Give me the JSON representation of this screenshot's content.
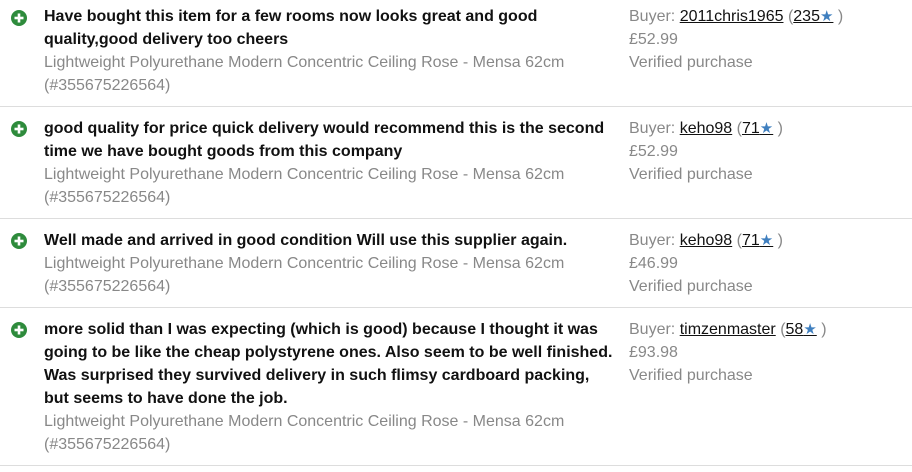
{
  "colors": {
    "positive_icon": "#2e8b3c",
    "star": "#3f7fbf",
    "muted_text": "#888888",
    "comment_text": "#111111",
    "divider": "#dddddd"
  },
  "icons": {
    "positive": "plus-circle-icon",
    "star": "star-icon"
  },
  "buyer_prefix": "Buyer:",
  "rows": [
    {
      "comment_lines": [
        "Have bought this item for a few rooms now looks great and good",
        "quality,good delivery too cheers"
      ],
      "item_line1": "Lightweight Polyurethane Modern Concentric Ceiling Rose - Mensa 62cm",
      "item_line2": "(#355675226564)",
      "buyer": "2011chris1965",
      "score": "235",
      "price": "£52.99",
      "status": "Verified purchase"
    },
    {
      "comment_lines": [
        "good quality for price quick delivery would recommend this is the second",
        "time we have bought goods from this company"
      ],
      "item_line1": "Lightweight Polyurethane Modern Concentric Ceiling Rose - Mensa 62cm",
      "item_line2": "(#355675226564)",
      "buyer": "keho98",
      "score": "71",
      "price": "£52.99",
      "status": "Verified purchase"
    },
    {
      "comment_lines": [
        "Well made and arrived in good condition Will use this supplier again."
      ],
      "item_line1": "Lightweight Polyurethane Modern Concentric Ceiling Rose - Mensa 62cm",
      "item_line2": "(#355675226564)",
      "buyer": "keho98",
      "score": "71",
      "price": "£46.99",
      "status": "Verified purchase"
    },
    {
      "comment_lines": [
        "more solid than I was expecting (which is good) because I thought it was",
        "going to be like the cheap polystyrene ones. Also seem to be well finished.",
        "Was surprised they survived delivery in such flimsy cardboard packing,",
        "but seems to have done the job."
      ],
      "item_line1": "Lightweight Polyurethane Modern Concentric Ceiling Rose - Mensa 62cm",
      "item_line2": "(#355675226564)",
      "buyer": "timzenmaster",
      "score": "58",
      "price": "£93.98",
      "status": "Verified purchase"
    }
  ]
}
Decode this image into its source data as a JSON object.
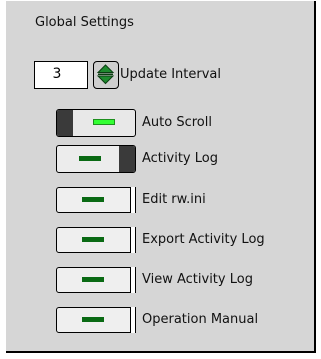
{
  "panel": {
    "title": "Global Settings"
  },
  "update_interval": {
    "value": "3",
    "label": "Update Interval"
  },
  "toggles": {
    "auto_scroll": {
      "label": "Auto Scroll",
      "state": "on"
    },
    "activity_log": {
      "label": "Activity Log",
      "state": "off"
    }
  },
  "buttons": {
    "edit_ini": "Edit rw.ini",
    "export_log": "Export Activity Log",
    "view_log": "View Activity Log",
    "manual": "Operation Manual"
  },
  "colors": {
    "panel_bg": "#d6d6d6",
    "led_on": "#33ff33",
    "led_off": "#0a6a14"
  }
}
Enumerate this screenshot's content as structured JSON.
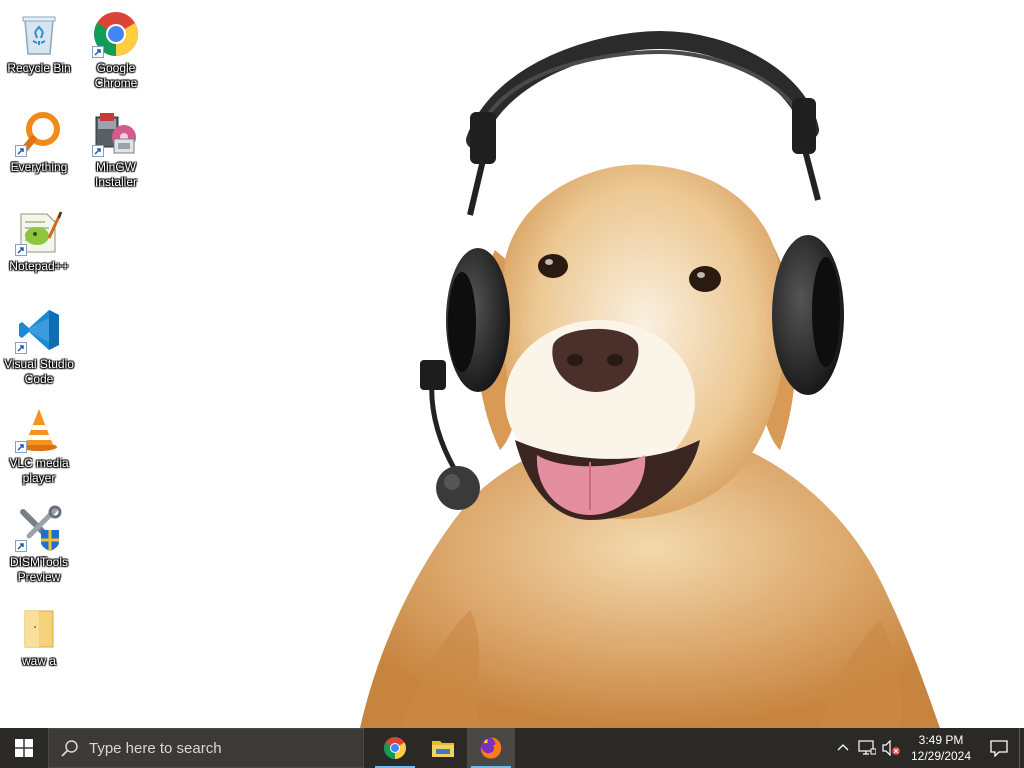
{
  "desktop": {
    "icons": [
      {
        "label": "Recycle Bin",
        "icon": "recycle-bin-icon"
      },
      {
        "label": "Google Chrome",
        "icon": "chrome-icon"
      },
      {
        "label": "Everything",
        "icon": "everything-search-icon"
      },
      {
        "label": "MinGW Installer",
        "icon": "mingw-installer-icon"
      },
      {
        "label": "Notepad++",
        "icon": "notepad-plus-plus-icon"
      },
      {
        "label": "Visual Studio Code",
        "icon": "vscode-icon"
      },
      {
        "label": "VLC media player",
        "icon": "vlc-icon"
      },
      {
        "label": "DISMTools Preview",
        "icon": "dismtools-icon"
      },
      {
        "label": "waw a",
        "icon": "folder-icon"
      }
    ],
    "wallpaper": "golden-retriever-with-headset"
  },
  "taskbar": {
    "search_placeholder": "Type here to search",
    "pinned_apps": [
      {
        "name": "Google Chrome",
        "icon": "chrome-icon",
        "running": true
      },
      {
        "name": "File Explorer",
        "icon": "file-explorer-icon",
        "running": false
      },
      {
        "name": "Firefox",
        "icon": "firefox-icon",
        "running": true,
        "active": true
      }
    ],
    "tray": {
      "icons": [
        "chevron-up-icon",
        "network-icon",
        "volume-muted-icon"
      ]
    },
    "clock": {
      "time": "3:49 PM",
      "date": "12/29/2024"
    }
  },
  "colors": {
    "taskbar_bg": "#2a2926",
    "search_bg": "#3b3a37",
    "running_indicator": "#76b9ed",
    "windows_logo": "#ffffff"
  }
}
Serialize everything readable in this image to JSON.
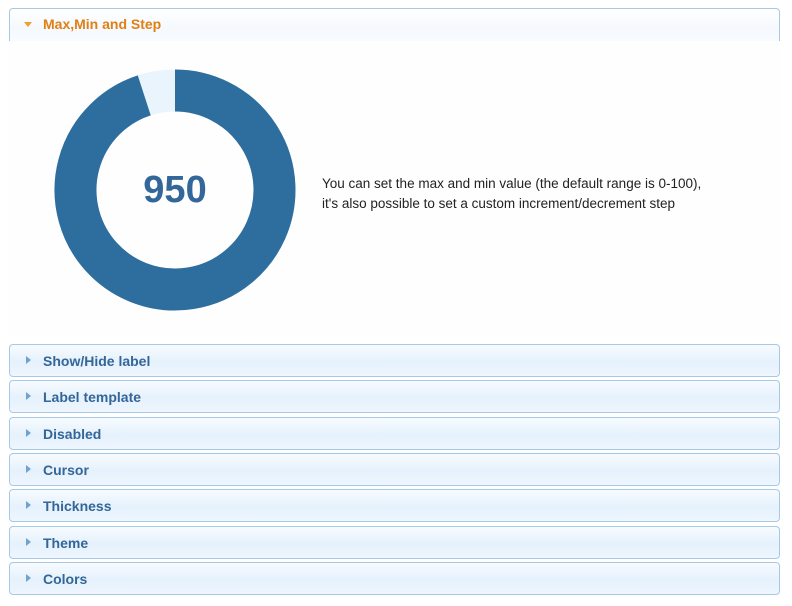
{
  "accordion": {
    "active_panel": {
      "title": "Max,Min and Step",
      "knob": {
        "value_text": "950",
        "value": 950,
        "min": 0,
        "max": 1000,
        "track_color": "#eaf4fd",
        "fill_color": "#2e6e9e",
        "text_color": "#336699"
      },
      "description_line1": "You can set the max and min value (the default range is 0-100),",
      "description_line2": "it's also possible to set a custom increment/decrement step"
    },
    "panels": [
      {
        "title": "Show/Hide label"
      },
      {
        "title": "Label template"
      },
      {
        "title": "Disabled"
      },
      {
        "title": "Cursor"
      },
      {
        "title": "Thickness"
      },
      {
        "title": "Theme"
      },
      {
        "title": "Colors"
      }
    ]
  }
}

_Exercise task_: Report each line in the data that holds the word "quality".

_Reply_:
        "quality,good delivery too cheers"
        "good quality for price quick delivery would recommend this is the second",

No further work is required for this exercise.